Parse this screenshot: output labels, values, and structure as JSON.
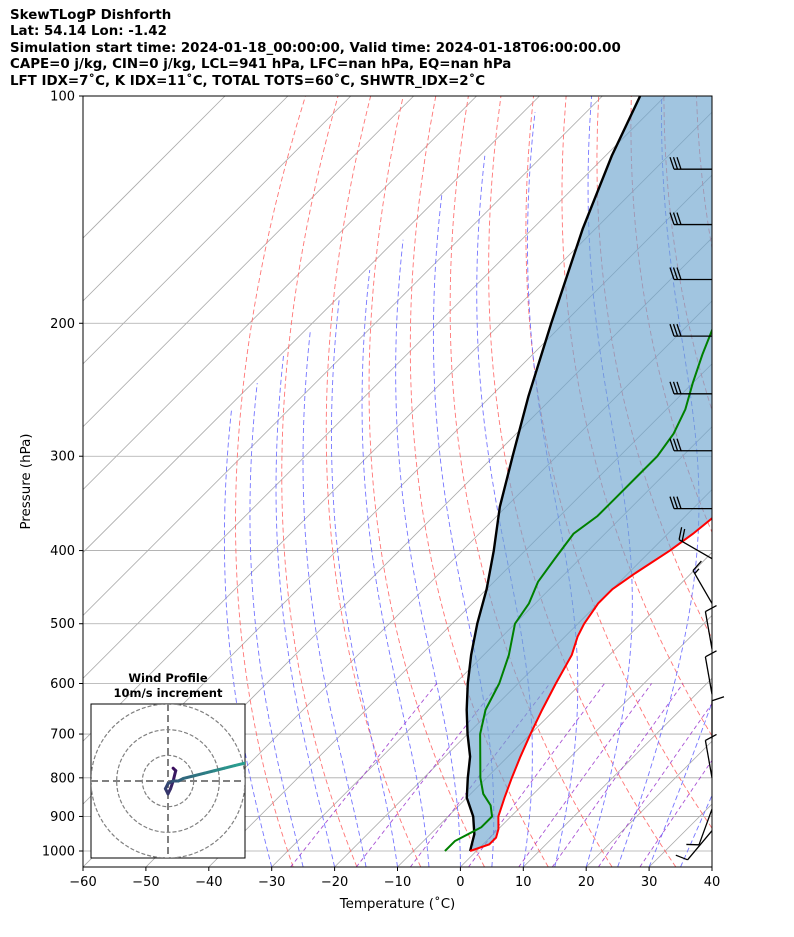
{
  "header": {
    "line1": "SkewTLogP Dishforth",
    "line2": "Lat: 54.14   Lon: -1.42",
    "line3": "Simulation start time: 2024-01-18_00:00:00, Valid time: 2024-01-18T06:00:00.00",
    "line4": "CAPE=0 j/kg, CIN=0 j/kg, LCL=941 hPa, LFC=nan hPa, EQ=nan hPa",
    "line5": "LFT IDX=7˚C, K IDX=11˚C, TOTAL TOTS=60˚C, SHWTR_IDX=2˚C"
  },
  "chart_data": [
    {
      "type": "line",
      "title": "",
      "xlabel": "Temperature (˚C)",
      "ylabel": "Pressure (hPa)",
      "xlim": [
        -60,
        40
      ],
      "ylim": [
        1050,
        100
      ],
      "y_scale": "log",
      "skew": "45 degrees",
      "x_ticks": [
        "−60",
        "−50",
        "−40",
        "−30",
        "−20",
        "−10",
        "0",
        "10",
        "20",
        "30",
        "40"
      ],
      "x_tick_values": [
        -60,
        -50,
        -40,
        -30,
        -20,
        -10,
        0,
        10,
        20,
        30,
        40
      ],
      "y_ticks": [
        "100",
        "200",
        "300",
        "400",
        "500",
        "600",
        "700",
        "800",
        "900",
        "1000"
      ],
      "y_tick_values": [
        100,
        200,
        300,
        400,
        500,
        600,
        700,
        800,
        900,
        1000
      ],
      "grid": true,
      "colors": {
        "temperature": "#ff0000",
        "dewpoint": "#008000",
        "parcel": "#000000",
        "cape_fill": "#6fa6cf",
        "dry_adiabats": "#ff6666",
        "moist_adiabats": "#6666ff",
        "mixing_ratio": "#9933cc",
        "isotherms": "#aaaaaa"
      },
      "series": [
        {
          "points": [
            [
              1000,
              -1
            ],
            [
              980,
              1
            ],
            [
              960,
              1
            ],
            [
              935,
              0
            ],
            [
              900,
              -2
            ],
            [
              850,
              -4
            ],
            [
              800,
              -6
            ],
            [
              750,
              -8
            ],
            [
              700,
              -10
            ],
            [
              650,
              -12
            ],
            [
              600,
              -14
            ],
            [
              550,
              -16
            ],
            [
              520,
              -18
            ],
            [
              500,
              -19
            ],
            [
              470,
              -20
            ],
            [
              450,
              -20
            ],
            [
              430,
              -19
            ],
            [
              400,
              -17
            ],
            [
              380,
              -16
            ],
            [
              350,
              -15
            ],
            [
              320,
              -15
            ],
            [
              300,
              -15
            ],
            [
              280,
              -15
            ],
            [
              260,
              -15
            ],
            [
              240,
              -15
            ],
            [
              220,
              -15
            ],
            [
              200,
              -15
            ],
            [
              180,
              -15
            ],
            [
              160,
              -15
            ],
            [
              140,
              -15
            ],
            [
              120,
              -15
            ],
            [
              110,
              -15
            ],
            [
              100,
              -15
            ]
          ]
        },
        {
          "points": [
            [
              1000,
              -5
            ],
            [
              970,
              -5
            ],
            [
              950,
              -4
            ],
            [
              930,
              -3
            ],
            [
              900,
              -3
            ],
            [
              870,
              -5
            ],
            [
              840,
              -8
            ],
            [
              800,
              -11
            ],
            [
              700,
              -18
            ],
            [
              650,
              -21
            ],
            [
              600,
              -23
            ],
            [
              550,
              -26
            ],
            [
              500,
              -30
            ],
            [
              470,
              -31
            ],
            [
              440,
              -33
            ],
            [
              410,
              -34
            ],
            [
              380,
              -35
            ],
            [
              360,
              -34
            ],
            [
              340,
              -34
            ],
            [
              320,
              -34
            ],
            [
              300,
              -34
            ],
            [
              280,
              -35
            ],
            [
              260,
              -37
            ],
            [
              240,
              -40
            ],
            [
              220,
              -43
            ],
            [
              200,
              -46
            ],
            [
              180,
              -48
            ],
            [
              160,
              -48
            ],
            [
              140,
              -48
            ],
            [
              120,
              -48
            ],
            [
              110,
              -48
            ],
            [
              100,
              -48
            ]
          ]
        },
        {
          "points": [
            [
              1000,
              -1
            ],
            [
              950,
              -3
            ],
            [
              900,
              -6
            ],
            [
              850,
              -10
            ],
            [
              800,
              -13
            ],
            [
              750,
              -16
            ],
            [
              700,
              -20
            ],
            [
              650,
              -24
            ],
            [
              600,
              -28
            ],
            [
              550,
              -32
            ],
            [
              500,
              -36
            ],
            [
              450,
              -40
            ],
            [
              400,
              -45
            ],
            [
              350,
              -51
            ],
            [
              300,
              -57
            ],
            [
              250,
              -64
            ],
            [
              200,
              -72
            ],
            [
              150,
              -82
            ],
            [
              120,
              -89
            ],
            [
              100,
              -94
            ]
          ]
        }
      ],
      "wind_barbs": {
        "points": [
          {
            "p": 125,
            "speed": 30,
            "dir": 270
          },
          {
            "p": 148,
            "speed": 30,
            "dir": 270
          },
          {
            "p": 175,
            "speed": 30,
            "dir": 270
          },
          {
            "p": 208,
            "speed": 30,
            "dir": 270
          },
          {
            "p": 248,
            "speed": 30,
            "dir": 270
          },
          {
            "p": 295,
            "speed": 30,
            "dir": 270
          },
          {
            "p": 352,
            "speed": 30,
            "dir": 270
          },
          {
            "p": 410,
            "speed": 20,
            "dir": 300
          },
          {
            "p": 470,
            "speed": 15,
            "dir": 330
          },
          {
            "p": 540,
            "speed": 10,
            "dir": 350
          },
          {
            "p": 620,
            "speed": 10,
            "dir": 350
          },
          {
            "p": 710,
            "speed": 10,
            "dir": 0
          },
          {
            "p": 800,
            "speed": 10,
            "dir": 350
          },
          {
            "p": 880,
            "speed": 10,
            "dir": 200
          },
          {
            "p": 940,
            "speed": 10,
            "dir": 220
          }
        ]
      }
    },
    {
      "type": "line",
      "title": "Wind Profile",
      "subtitle": "10m/s increment",
      "xlim": [
        -30,
        30
      ],
      "ylim": [
        -30,
        30
      ],
      "grid": true,
      "colors": {
        "ring": "#808080",
        "hodo_low": "#3a0e5e",
        "hodo_high": "#2a9d8f"
      },
      "series": [
        {
          "points": [
            [
              2,
              5
            ],
            [
              3,
              4
            ],
            [
              2,
              0
            ],
            [
              1,
              -3
            ],
            [
              0,
              -5
            ],
            [
              -1,
              -3
            ],
            [
              0,
              -1
            ],
            [
              2,
              0
            ],
            [
              4,
              0
            ],
            [
              6,
              1
            ],
            [
              10,
              2
            ],
            [
              14,
              3
            ],
            [
              18,
              4
            ],
            [
              22,
              5
            ],
            [
              26,
              6
            ],
            [
              30,
              7
            ]
          ]
        }
      ]
    }
  ]
}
- - -
#### TASK STATEMENT
Quote the listing above in full, except for the pictures.

#### ANSWER TO THE TASK
Parse this screenshot: output labels, values, and structure as JSON.
{
  "header": {
    "line1": "SkewTLogP Dishforth",
    "line2": "Lat: 54.14   Lon: -1.42",
    "line3": "Simulation start time: 2024-01-18_00:00:00, Valid time: 2024-01-18T06:00:00.00",
    "line4": "CAPE=0 j/kg, CIN=0 j/kg, LCL=941 hPa, LFC=nan hPa, EQ=nan hPa",
    "line5": "LFT IDX=7˚C, K IDX=11˚C, TOTAL TOTS=60˚C, SHWTR_IDX=2˚C"
  },
  "chart_data": [
    {
      "type": "line",
      "title": "",
      "xlabel": "Temperature (˚C)",
      "ylabel": "Pressure (hPa)",
      "xlim": [
        -60,
        40
      ],
      "ylim": [
        1050,
        100
      ],
      "y_scale": "log",
      "skew": "45 degrees",
      "x_ticks": [
        "−60",
        "−50",
        "−40",
        "−30",
        "−20",
        "−10",
        "0",
        "10",
        "20",
        "30",
        "40"
      ],
      "x_tick_values": [
        -60,
        -50,
        -40,
        -30,
        -20,
        -10,
        0,
        10,
        20,
        30,
        40
      ],
      "y_ticks": [
        "100",
        "200",
        "300",
        "400",
        "500",
        "600",
        "700",
        "800",
        "900",
        "1000"
      ],
      "y_tick_values": [
        100,
        200,
        300,
        400,
        500,
        600,
        700,
        800,
        900,
        1000
      ],
      "grid": true,
      "colors": {
        "temperature": "#ff0000",
        "dewpoint": "#008000",
        "parcel": "#000000",
        "cape_fill": "#6fa6cf",
        "dry_adiabats": "#ff6666",
        "moist_adiabats": "#6666ff",
        "mixing_ratio": "#9933cc",
        "isotherms": "#aaaaaa"
      },
      "series": [
        {
          "points": [
            [
              1000,
              -1
            ],
            [
              980,
              1
            ],
            [
              960,
              1
            ],
            [
              935,
              0
            ],
            [
              900,
              -2
            ],
            [
              850,
              -4
            ],
            [
              800,
              -6
            ],
            [
              750,
              -8
            ],
            [
              700,
              -10
            ],
            [
              650,
              -12
            ],
            [
              600,
              -14
            ],
            [
              550,
              -16
            ],
            [
              520,
              -18
            ],
            [
              500,
              -19
            ],
            [
              470,
              -20
            ],
            [
              450,
              -20
            ],
            [
              430,
              -19
            ],
            [
              400,
              -17
            ],
            [
              380,
              -16
            ],
            [
              350,
              -15
            ],
            [
              320,
              -15
            ],
            [
              300,
              -15
            ],
            [
              280,
              -15
            ],
            [
              260,
              -15
            ],
            [
              240,
              -15
            ],
            [
              220,
              -15
            ],
            [
              200,
              -15
            ],
            [
              180,
              -15
            ],
            [
              160,
              -15
            ],
            [
              140,
              -15
            ],
            [
              120,
              -15
            ],
            [
              110,
              -15
            ],
            [
              100,
              -15
            ]
          ]
        },
        {
          "points": [
            [
              1000,
              -5
            ],
            [
              970,
              -5
            ],
            [
              950,
              -4
            ],
            [
              930,
              -3
            ],
            [
              900,
              -3
            ],
            [
              870,
              -5
            ],
            [
              840,
              -8
            ],
            [
              800,
              -11
            ],
            [
              700,
              -18
            ],
            [
              650,
              -21
            ],
            [
              600,
              -23
            ],
            [
              550,
              -26
            ],
            [
              500,
              -30
            ],
            [
              470,
              -31
            ],
            [
              440,
              -33
            ],
            [
              410,
              -34
            ],
            [
              380,
              -35
            ],
            [
              360,
              -34
            ],
            [
              340,
              -34
            ],
            [
              320,
              -34
            ],
            [
              300,
              -34
            ],
            [
              280,
              -35
            ],
            [
              260,
              -37
            ],
            [
              240,
              -40
            ],
            [
              220,
              -43
            ],
            [
              200,
              -46
            ],
            [
              180,
              -48
            ],
            [
              160,
              -48
            ],
            [
              140,
              -48
            ],
            [
              120,
              -48
            ],
            [
              110,
              -48
            ],
            [
              100,
              -48
            ]
          ]
        },
        {
          "points": [
            [
              1000,
              -1
            ],
            [
              950,
              -3
            ],
            [
              900,
              -6
            ],
            [
              850,
              -10
            ],
            [
              800,
              -13
            ],
            [
              750,
              -16
            ],
            [
              700,
              -20
            ],
            [
              650,
              -24
            ],
            [
              600,
              -28
            ],
            [
              550,
              -32
            ],
            [
              500,
              -36
            ],
            [
              450,
              -40
            ],
            [
              400,
              -45
            ],
            [
              350,
              -51
            ],
            [
              300,
              -57
            ],
            [
              250,
              -64
            ],
            [
              200,
              -72
            ],
            [
              150,
              -82
            ],
            [
              120,
              -89
            ],
            [
              100,
              -94
            ]
          ]
        }
      ],
      "wind_barbs": {
        "points": [
          {
            "p": 125,
            "speed": 30,
            "dir": 270
          },
          {
            "p": 148,
            "speed": 30,
            "dir": 270
          },
          {
            "p": 175,
            "speed": 30,
            "dir": 270
          },
          {
            "p": 208,
            "speed": 30,
            "dir": 270
          },
          {
            "p": 248,
            "speed": 30,
            "dir": 270
          },
          {
            "p": 295,
            "speed": 30,
            "dir": 270
          },
          {
            "p": 352,
            "speed": 30,
            "dir": 270
          },
          {
            "p": 410,
            "speed": 20,
            "dir": 300
          },
          {
            "p": 470,
            "speed": 15,
            "dir": 330
          },
          {
            "p": 540,
            "speed": 10,
            "dir": 350
          },
          {
            "p": 620,
            "speed": 10,
            "dir": 350
          },
          {
            "p": 710,
            "speed": 10,
            "dir": 0
          },
          {
            "p": 800,
            "speed": 10,
            "dir": 350
          },
          {
            "p": 880,
            "speed": 10,
            "dir": 200
          },
          {
            "p": 940,
            "speed": 10,
            "dir": 220
          }
        ]
      }
    },
    {
      "type": "line",
      "title": "Wind Profile",
      "subtitle": "10m/s increment",
      "xlim": [
        -30,
        30
      ],
      "ylim": [
        -30,
        30
      ],
      "grid": true,
      "colors": {
        "ring": "#808080",
        "hodo_low": "#3a0e5e",
        "hodo_high": "#2a9d8f"
      },
      "series": [
        {
          "points": [
            [
              2,
              5
            ],
            [
              3,
              4
            ],
            [
              2,
              0
            ],
            [
              1,
              -3
            ],
            [
              0,
              -5
            ],
            [
              -1,
              -3
            ],
            [
              0,
              -1
            ],
            [
              2,
              0
            ],
            [
              4,
              0
            ],
            [
              6,
              1
            ],
            [
              10,
              2
            ],
            [
              14,
              3
            ],
            [
              18,
              4
            ],
            [
              22,
              5
            ],
            [
              26,
              6
            ],
            [
              30,
              7
            ]
          ]
        }
      ]
    }
  ]
}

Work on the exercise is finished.